» **Aim of the exercise**: Reproduce every entry exactly and leave its pictures out.

» **Data lines**:

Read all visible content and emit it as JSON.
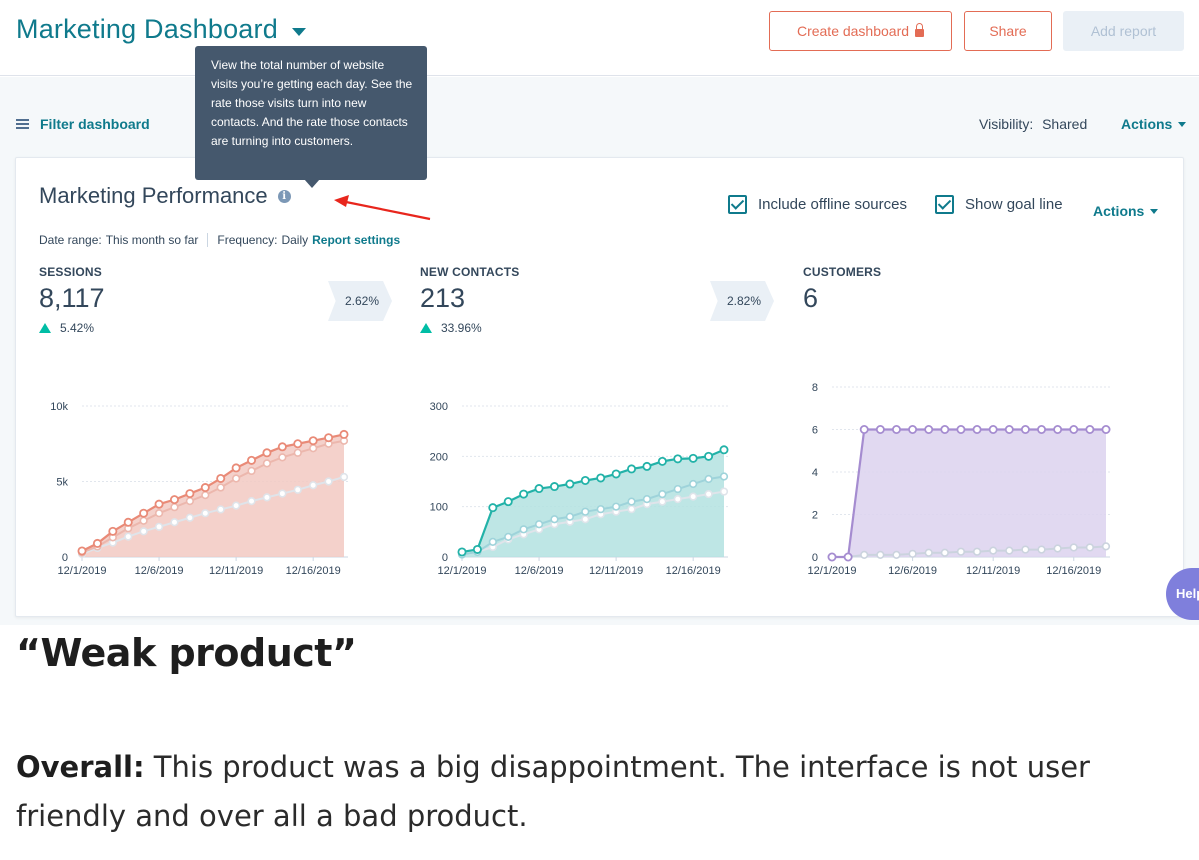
{
  "header": {
    "title": "Marketing Dashboard",
    "buttons": {
      "create": "Create dashboard",
      "share": "Share",
      "add_report": "Add report"
    }
  },
  "toolbar": {
    "filter_label": "Filter dashboard",
    "visibility_label": "Visibility:",
    "visibility_value": "Shared",
    "actions_label": "Actions"
  },
  "tooltip": {
    "text": "View the total number of website visits you’re getting each day. See the rate those visits turn into new contacts. And the rate those contacts are turning into customers."
  },
  "report": {
    "title": "Marketing Performance",
    "date_range_label": "Date range:",
    "date_range_value": "This month so far",
    "frequency_label": "Frequency:",
    "frequency_value": "Daily",
    "settings_link": "Report settings",
    "include_offline": "Include offline sources",
    "show_goal": "Show goal line",
    "actions_label": "Actions",
    "metrics": [
      {
        "label": "SESSIONS",
        "value": "8,117",
        "change": "5.42%"
      },
      {
        "label": "NEW CONTACTS",
        "value": "213",
        "change": "33.96%"
      },
      {
        "label": "CUSTOMERS",
        "value": "6",
        "change": ""
      }
    ],
    "rates": [
      "2.62%",
      "2.82%"
    ]
  },
  "colors": {
    "teal": "#0f7a8c",
    "coral": "#e36c55",
    "sessions_line": "#e98a77",
    "sessions_fill": "#f2c9c2",
    "contacts_line": "#22b2a8",
    "contacts_fill": "#b3e2e0",
    "customers_line": "#a58cd0",
    "customers_fill": "#dcd2ef",
    "goal_line": "#cbd3de"
  },
  "chart_data": [
    {
      "type": "area",
      "title": "",
      "x": [
        "12/1/2019",
        "12/2/2019",
        "12/3/2019",
        "12/4/2019",
        "12/5/2019",
        "12/6/2019",
        "12/7/2019",
        "12/8/2019",
        "12/9/2019",
        "12/10/2019",
        "12/11/2019",
        "12/12/2019",
        "12/13/2019",
        "12/14/2019",
        "12/15/2019",
        "12/16/2019",
        "12/17/2019",
        "12/18/2019"
      ],
      "x_ticks": [
        "12/1/2019",
        "12/6/2019",
        "12/11/2019",
        "12/16/2019"
      ],
      "y_ticks": [
        "0",
        "5k",
        "10k"
      ],
      "ylim": [
        0,
        10000
      ],
      "series": [
        {
          "values": [
            400,
            900,
            1700,
            2300,
            2900,
            3500,
            3800,
            4200,
            4600,
            5200,
            5900,
            6400,
            6900,
            7300,
            7500,
            7700,
            7900,
            8117
          ]
        },
        {
          "values": [
            300,
            700,
            1300,
            1900,
            2400,
            2900,
            3300,
            3700,
            4100,
            4600,
            5200,
            5700,
            6200,
            6600,
            6900,
            7200,
            7500,
            7700
          ]
        },
        {
          "values": [
            200,
            600,
            950,
            1350,
            1700,
            2000,
            2300,
            2600,
            2900,
            3150,
            3400,
            3700,
            3950,
            4200,
            4450,
            4750,
            5000,
            5300
          ]
        }
      ]
    },
    {
      "type": "area",
      "title": "",
      "x": [
        "12/1/2019",
        "12/2/2019",
        "12/3/2019",
        "12/4/2019",
        "12/5/2019",
        "12/6/2019",
        "12/7/2019",
        "12/8/2019",
        "12/9/2019",
        "12/10/2019",
        "12/11/2019",
        "12/12/2019",
        "12/13/2019",
        "12/14/2019",
        "12/15/2019",
        "12/16/2019",
        "12/17/2019",
        "12/18/2019"
      ],
      "x_ticks": [
        "12/1/2019",
        "12/6/2019",
        "12/11/2019",
        "12/16/2019"
      ],
      "y_ticks": [
        "0",
        "100",
        "200",
        "300"
      ],
      "ylim": [
        0,
        300
      ],
      "series": [
        {
          "values": [
            10,
            15,
            98,
            110,
            125,
            136,
            140,
            145,
            152,
            157,
            165,
            175,
            180,
            190,
            195,
            196,
            200,
            213
          ]
        },
        {
          "values": [
            5,
            10,
            30,
            40,
            55,
            65,
            75,
            80,
            90,
            95,
            100,
            110,
            115,
            125,
            135,
            145,
            155,
            160
          ]
        },
        {
          "values": [
            5,
            10,
            20,
            35,
            45,
            55,
            65,
            70,
            75,
            85,
            90,
            95,
            105,
            110,
            115,
            120,
            125,
            130
          ]
        }
      ]
    },
    {
      "type": "area",
      "title": "",
      "x": [
        "12/1/2019",
        "12/2/2019",
        "12/3/2019",
        "12/4/2019",
        "12/5/2019",
        "12/6/2019",
        "12/7/2019",
        "12/8/2019",
        "12/9/2019",
        "12/10/2019",
        "12/11/2019",
        "12/12/2019",
        "12/13/2019",
        "12/14/2019",
        "12/15/2019",
        "12/16/2019",
        "12/17/2019",
        "12/18/2019"
      ],
      "x_ticks": [
        "12/1/2019",
        "12/6/2019",
        "12/11/2019",
        "12/16/2019"
      ],
      "y_ticks": [
        "0",
        "2",
        "4",
        "6",
        "8"
      ],
      "ylim": [
        0,
        8
      ],
      "series": [
        {
          "values": [
            0,
            0,
            6,
            6,
            6,
            6,
            6,
            6,
            6,
            6,
            6,
            6,
            6,
            6,
            6,
            6,
            6,
            6
          ]
        },
        {
          "values": [
            0,
            0,
            0.1,
            0.1,
            0.1,
            0.15,
            0.2,
            0.2,
            0.25,
            0.25,
            0.3,
            0.3,
            0.35,
            0.35,
            0.4,
            0.45,
            0.45,
            0.5
          ]
        }
      ]
    }
  ],
  "help": {
    "label": "Help"
  },
  "review": {
    "title": "“Weak product”",
    "overall_label": "Overall:",
    "overall_text": "This product was a big disappointment. The interface is not user friendly and over all a bad product."
  }
}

» **Answer in full**:
Read all visible content and emit it as JSON.
{
  "header": {
    "title": "Marketing Dashboard",
    "buttons": {
      "create": "Create dashboard",
      "share": "Share",
      "add_report": "Add report"
    }
  },
  "toolbar": {
    "filter_label": "Filter dashboard",
    "visibility_label": "Visibility:",
    "visibility_value": "Shared",
    "actions_label": "Actions"
  },
  "tooltip": {
    "text": "View the total number of website visits you’re getting each day. See the rate those visits turn into new contacts. And the rate those contacts are turning into customers."
  },
  "report": {
    "title": "Marketing Performance",
    "date_range_label": "Date range:",
    "date_range_value": "This month so far",
    "frequency_label": "Frequency:",
    "frequency_value": "Daily",
    "settings_link": "Report settings",
    "include_offline": "Include offline sources",
    "show_goal": "Show goal line",
    "actions_label": "Actions",
    "metrics": [
      {
        "label": "SESSIONS",
        "value": "8,117",
        "change": "5.42%"
      },
      {
        "label": "NEW CONTACTS",
        "value": "213",
        "change": "33.96%"
      },
      {
        "label": "CUSTOMERS",
        "value": "6",
        "change": ""
      }
    ],
    "rates": [
      "2.62%",
      "2.82%"
    ]
  },
  "colors": {
    "teal": "#0f7a8c",
    "coral": "#e36c55",
    "sessions_line": "#e98a77",
    "sessions_fill": "#f2c9c2",
    "contacts_line": "#22b2a8",
    "contacts_fill": "#b3e2e0",
    "customers_line": "#a58cd0",
    "customers_fill": "#dcd2ef",
    "goal_line": "#cbd3de"
  },
  "chart_data": [
    {
      "type": "area",
      "title": "",
      "x": [
        "12/1/2019",
        "12/2/2019",
        "12/3/2019",
        "12/4/2019",
        "12/5/2019",
        "12/6/2019",
        "12/7/2019",
        "12/8/2019",
        "12/9/2019",
        "12/10/2019",
        "12/11/2019",
        "12/12/2019",
        "12/13/2019",
        "12/14/2019",
        "12/15/2019",
        "12/16/2019",
        "12/17/2019",
        "12/18/2019"
      ],
      "x_ticks": [
        "12/1/2019",
        "12/6/2019",
        "12/11/2019",
        "12/16/2019"
      ],
      "y_ticks": [
        "0",
        "5k",
        "10k"
      ],
      "ylim": [
        0,
        10000
      ],
      "series": [
        {
          "values": [
            400,
            900,
            1700,
            2300,
            2900,
            3500,
            3800,
            4200,
            4600,
            5200,
            5900,
            6400,
            6900,
            7300,
            7500,
            7700,
            7900,
            8117
          ]
        },
        {
          "values": [
            300,
            700,
            1300,
            1900,
            2400,
            2900,
            3300,
            3700,
            4100,
            4600,
            5200,
            5700,
            6200,
            6600,
            6900,
            7200,
            7500,
            7700
          ]
        },
        {
          "values": [
            200,
            600,
            950,
            1350,
            1700,
            2000,
            2300,
            2600,
            2900,
            3150,
            3400,
            3700,
            3950,
            4200,
            4450,
            4750,
            5000,
            5300
          ]
        }
      ]
    },
    {
      "type": "area",
      "title": "",
      "x": [
        "12/1/2019",
        "12/2/2019",
        "12/3/2019",
        "12/4/2019",
        "12/5/2019",
        "12/6/2019",
        "12/7/2019",
        "12/8/2019",
        "12/9/2019",
        "12/10/2019",
        "12/11/2019",
        "12/12/2019",
        "12/13/2019",
        "12/14/2019",
        "12/15/2019",
        "12/16/2019",
        "12/17/2019",
        "12/18/2019"
      ],
      "x_ticks": [
        "12/1/2019",
        "12/6/2019",
        "12/11/2019",
        "12/16/2019"
      ],
      "y_ticks": [
        "0",
        "100",
        "200",
        "300"
      ],
      "ylim": [
        0,
        300
      ],
      "series": [
        {
          "values": [
            10,
            15,
            98,
            110,
            125,
            136,
            140,
            145,
            152,
            157,
            165,
            175,
            180,
            190,
            195,
            196,
            200,
            213
          ]
        },
        {
          "values": [
            5,
            10,
            30,
            40,
            55,
            65,
            75,
            80,
            90,
            95,
            100,
            110,
            115,
            125,
            135,
            145,
            155,
            160
          ]
        },
        {
          "values": [
            5,
            10,
            20,
            35,
            45,
            55,
            65,
            70,
            75,
            85,
            90,
            95,
            105,
            110,
            115,
            120,
            125,
            130
          ]
        }
      ]
    },
    {
      "type": "area",
      "title": "",
      "x": [
        "12/1/2019",
        "12/2/2019",
        "12/3/2019",
        "12/4/2019",
        "12/5/2019",
        "12/6/2019",
        "12/7/2019",
        "12/8/2019",
        "12/9/2019",
        "12/10/2019",
        "12/11/2019",
        "12/12/2019",
        "12/13/2019",
        "12/14/2019",
        "12/15/2019",
        "12/16/2019",
        "12/17/2019",
        "12/18/2019"
      ],
      "x_ticks": [
        "12/1/2019",
        "12/6/2019",
        "12/11/2019",
        "12/16/2019"
      ],
      "y_ticks": [
        "0",
        "2",
        "4",
        "6",
        "8"
      ],
      "ylim": [
        0,
        8
      ],
      "series": [
        {
          "values": [
            0,
            0,
            6,
            6,
            6,
            6,
            6,
            6,
            6,
            6,
            6,
            6,
            6,
            6,
            6,
            6,
            6,
            6
          ]
        },
        {
          "values": [
            0,
            0,
            0.1,
            0.1,
            0.1,
            0.15,
            0.2,
            0.2,
            0.25,
            0.25,
            0.3,
            0.3,
            0.35,
            0.35,
            0.4,
            0.45,
            0.45,
            0.5
          ]
        }
      ]
    }
  ],
  "help": {
    "label": "Help"
  },
  "review": {
    "title": "“Weak product”",
    "overall_label": "Overall:",
    "overall_text": "This product was a big disappointment. The interface is not user friendly and over all a bad product."
  }
}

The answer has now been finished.